PROBLEM SET ::
**a)** Using the passage on the Sunway TaihuLight system, answer each question below in a few words.
(i) To roughly how many cores did the three finalist applications scale?
(ii) How much memory does the system have?
(iii) How many cores does the Chinese processor in the system have?
**b)** Continue the passage on the Sunway TaihuLight system from its final sentence, keeping the same tone and subject.

SELECTED PASSAGE ::
- - -

There were three finalist submissions for the Gordon Bell Prize at SC16 that are based on the new Sunway TaihuLight system. These three applications are: (1) a fully-implicit nonhydrostatic dynamic solver for cloud-resolving atmospheric simulation; (2) a highly effective global surface wave numerical simulation with ultra-high resolution; (3) large scale phase-field simulation for coarsening dynamics based on Cahn-Hilliard equation with degenerated mobility.
All three of these applications have scaled to around 8 million cores (close to the full system scale). The applications that come with an explicit method (such as wave simulation and phase-field simulation) have achieved a sustained performance of 30 to 40 petaflops. In contrast, the implicit solver achieves a sustained performance of around 1.5 petaflops, with a good convergence rate for large-scale problems.
The system has a heck of a lot of memory – 1.3 petabytes, compared to 0.7 petabytes for Titan.
It’s also a big step up in terms of its impressive efficiency. It consumes 15.3 megawatts, which is impressive given the number of cores and rate of execution.
SC16: What does this mean for China?
Tianhe-2A was supposed to be upgraded with Intel’s Knights Landing processors, but last year the U.S. Department of Commerce blocked the export of Intel technology to some parts of China.
When the Commerce Department blocked the exports, China invested heavily in HPC research and development and they are replacing Intel with their own designs. This system is based on a Chinese processor with 260 cores. For comparison Intel’s Knights Landing has 72 cores. Both of the processors have about the same cycle time – 1.45 gigahertz for the Chinese processor and 1.40 GHz for Knights Landing. It means that China has continued in leapfrogging the U.S. by a considerable amount.

- - -

Collected data entries:

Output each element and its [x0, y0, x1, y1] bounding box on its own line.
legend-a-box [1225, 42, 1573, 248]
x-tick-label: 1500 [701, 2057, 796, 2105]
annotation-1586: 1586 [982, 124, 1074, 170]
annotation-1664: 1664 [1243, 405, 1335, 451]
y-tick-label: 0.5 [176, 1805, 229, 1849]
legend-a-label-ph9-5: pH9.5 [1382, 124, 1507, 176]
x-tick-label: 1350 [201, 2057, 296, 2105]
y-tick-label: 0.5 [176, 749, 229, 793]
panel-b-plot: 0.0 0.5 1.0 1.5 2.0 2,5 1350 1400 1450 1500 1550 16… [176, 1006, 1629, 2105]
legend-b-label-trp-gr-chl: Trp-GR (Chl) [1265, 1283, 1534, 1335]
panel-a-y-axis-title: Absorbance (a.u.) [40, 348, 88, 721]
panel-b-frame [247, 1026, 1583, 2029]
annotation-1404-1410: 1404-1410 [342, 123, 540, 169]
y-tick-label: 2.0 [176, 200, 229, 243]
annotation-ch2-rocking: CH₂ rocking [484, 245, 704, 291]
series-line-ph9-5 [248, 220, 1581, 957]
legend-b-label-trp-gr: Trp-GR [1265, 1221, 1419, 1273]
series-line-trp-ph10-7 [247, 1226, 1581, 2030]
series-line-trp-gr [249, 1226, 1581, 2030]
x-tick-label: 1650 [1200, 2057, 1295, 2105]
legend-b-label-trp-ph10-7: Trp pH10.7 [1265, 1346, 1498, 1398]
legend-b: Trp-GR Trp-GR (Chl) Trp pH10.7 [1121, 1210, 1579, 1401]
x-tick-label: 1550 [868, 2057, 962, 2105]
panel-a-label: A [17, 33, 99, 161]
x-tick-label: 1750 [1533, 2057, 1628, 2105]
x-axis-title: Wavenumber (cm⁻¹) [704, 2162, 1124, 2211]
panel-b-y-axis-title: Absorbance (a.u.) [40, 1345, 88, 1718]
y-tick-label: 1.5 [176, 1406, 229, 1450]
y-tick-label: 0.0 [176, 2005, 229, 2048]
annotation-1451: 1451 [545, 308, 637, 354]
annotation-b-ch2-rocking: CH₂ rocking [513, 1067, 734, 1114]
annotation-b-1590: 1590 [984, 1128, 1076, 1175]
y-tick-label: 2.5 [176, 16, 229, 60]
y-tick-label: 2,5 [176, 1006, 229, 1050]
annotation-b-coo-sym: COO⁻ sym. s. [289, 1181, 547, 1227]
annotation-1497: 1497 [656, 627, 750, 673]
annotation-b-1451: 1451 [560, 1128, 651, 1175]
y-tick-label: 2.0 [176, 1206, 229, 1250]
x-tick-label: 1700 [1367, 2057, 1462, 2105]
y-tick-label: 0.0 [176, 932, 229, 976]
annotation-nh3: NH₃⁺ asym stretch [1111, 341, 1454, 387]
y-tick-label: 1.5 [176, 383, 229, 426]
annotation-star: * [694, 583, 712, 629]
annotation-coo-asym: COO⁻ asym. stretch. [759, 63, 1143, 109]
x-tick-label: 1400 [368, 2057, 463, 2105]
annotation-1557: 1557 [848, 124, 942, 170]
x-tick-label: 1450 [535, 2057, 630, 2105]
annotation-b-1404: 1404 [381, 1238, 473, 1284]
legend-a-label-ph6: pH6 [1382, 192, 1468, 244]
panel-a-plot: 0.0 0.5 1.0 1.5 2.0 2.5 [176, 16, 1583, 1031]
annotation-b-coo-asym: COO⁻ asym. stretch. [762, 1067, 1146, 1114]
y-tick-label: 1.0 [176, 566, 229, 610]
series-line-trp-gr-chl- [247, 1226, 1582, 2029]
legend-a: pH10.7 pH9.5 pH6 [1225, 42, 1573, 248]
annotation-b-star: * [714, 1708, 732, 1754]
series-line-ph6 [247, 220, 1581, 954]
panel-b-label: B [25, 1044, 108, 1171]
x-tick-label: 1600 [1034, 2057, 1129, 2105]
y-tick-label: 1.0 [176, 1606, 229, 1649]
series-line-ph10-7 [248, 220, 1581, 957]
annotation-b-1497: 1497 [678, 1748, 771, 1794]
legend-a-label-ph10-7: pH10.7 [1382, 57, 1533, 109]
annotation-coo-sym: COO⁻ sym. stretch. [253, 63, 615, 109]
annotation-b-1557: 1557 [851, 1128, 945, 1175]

- - -

FINAL RESULTS ::
**a)**
(i) Around 8 million cores
(ii) 1.3 petabytes
(iii) 260 cores

**b)**
For comparison, Tianhe-2, which was the top machine on the last six TOP500 lists, was twice as fast as the Oak Ridge Titan, or the equivalent of Titan combined with Sequoia at Lawrence Livermore. This new system is twice as powerful as Tianhe-2.
SC16: What does this mean for the U.S.?
China now has a very big machine running and producing real results. We are going to have three machines with similar power in 2017, going into production probably in 2018. China has plans to deploy an exascale system in 2020, and the U.S. target date for exascale is 2023.
There is every indication that if they put four times the processors in each node, they can build half of an exascale machine. If they turn the crank a couple of times, they can get to an exaflop. China is clearly ahead of where we are in petascale deployment. If they are truly competitive for the ACM Gordon Bell Prize at SC16, we’ll see the real impact of this system.